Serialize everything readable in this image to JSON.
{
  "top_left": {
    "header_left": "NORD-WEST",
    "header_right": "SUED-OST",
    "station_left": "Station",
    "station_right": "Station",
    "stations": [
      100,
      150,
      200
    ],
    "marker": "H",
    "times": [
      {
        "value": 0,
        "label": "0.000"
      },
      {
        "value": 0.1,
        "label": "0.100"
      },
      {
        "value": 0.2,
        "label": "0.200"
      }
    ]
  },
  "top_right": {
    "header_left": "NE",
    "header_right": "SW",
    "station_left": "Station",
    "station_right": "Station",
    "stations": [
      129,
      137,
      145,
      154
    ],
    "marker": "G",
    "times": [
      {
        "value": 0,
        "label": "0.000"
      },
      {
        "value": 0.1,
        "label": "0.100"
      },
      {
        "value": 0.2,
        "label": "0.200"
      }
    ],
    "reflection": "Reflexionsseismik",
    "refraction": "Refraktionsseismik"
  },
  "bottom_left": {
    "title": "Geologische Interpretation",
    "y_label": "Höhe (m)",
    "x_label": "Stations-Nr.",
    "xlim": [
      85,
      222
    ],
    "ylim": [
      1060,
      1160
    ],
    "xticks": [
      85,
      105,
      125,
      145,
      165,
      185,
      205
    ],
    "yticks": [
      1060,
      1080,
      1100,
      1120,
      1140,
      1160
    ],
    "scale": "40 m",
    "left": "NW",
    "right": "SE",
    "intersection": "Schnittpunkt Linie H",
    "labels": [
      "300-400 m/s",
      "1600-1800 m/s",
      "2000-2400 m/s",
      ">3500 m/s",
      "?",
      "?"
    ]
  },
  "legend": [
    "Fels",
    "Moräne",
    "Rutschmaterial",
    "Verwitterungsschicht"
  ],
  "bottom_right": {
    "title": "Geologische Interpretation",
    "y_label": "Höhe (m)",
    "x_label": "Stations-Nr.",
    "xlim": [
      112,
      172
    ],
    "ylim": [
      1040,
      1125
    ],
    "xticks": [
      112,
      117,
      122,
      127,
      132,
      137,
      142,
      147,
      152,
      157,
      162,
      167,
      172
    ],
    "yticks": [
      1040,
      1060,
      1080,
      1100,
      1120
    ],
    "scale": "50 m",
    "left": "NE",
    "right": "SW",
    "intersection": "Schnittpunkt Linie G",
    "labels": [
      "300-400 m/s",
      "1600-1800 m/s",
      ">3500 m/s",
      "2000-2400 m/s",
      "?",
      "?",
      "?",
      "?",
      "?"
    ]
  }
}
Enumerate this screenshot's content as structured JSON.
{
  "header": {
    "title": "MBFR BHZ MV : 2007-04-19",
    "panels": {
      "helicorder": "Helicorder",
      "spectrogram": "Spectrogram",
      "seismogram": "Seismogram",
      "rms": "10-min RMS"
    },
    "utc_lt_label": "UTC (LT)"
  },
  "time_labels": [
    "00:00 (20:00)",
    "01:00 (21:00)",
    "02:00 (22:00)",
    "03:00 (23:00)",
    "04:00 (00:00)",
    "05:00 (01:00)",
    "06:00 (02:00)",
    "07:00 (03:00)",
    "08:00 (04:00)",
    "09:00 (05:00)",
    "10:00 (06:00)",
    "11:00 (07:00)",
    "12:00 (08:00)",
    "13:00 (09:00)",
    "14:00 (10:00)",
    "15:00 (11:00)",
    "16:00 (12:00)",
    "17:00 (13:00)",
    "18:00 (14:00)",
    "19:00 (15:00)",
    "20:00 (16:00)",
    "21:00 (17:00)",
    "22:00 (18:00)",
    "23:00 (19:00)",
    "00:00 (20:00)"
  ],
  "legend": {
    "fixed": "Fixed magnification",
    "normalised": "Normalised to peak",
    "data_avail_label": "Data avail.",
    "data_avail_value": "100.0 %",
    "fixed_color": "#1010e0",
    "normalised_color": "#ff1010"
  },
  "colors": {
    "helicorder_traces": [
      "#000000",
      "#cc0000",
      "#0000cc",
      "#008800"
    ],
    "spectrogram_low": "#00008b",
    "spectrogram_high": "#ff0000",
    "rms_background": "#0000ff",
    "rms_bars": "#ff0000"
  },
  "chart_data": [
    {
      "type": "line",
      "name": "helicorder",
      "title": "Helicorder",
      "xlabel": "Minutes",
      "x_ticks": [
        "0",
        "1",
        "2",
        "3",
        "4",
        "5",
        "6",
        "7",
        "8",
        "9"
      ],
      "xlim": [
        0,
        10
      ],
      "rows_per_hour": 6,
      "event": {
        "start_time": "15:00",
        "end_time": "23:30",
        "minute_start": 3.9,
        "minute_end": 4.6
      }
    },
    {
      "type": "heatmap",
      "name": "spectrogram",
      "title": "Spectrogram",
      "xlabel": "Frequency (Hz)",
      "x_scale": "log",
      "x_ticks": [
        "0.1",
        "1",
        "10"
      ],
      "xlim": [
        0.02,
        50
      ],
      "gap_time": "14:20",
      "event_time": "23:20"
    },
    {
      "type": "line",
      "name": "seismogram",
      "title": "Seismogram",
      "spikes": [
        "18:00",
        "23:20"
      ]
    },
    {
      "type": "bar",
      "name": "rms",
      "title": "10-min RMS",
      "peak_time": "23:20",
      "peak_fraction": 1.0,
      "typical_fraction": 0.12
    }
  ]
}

□ □ □ □ □ □ □

Stated goal: Go through the records and gather the lines that hold "JSON".

Full solution:
Serialize everything readable in this image to JSON.
Enumerate this screenshot's content as structured JSON.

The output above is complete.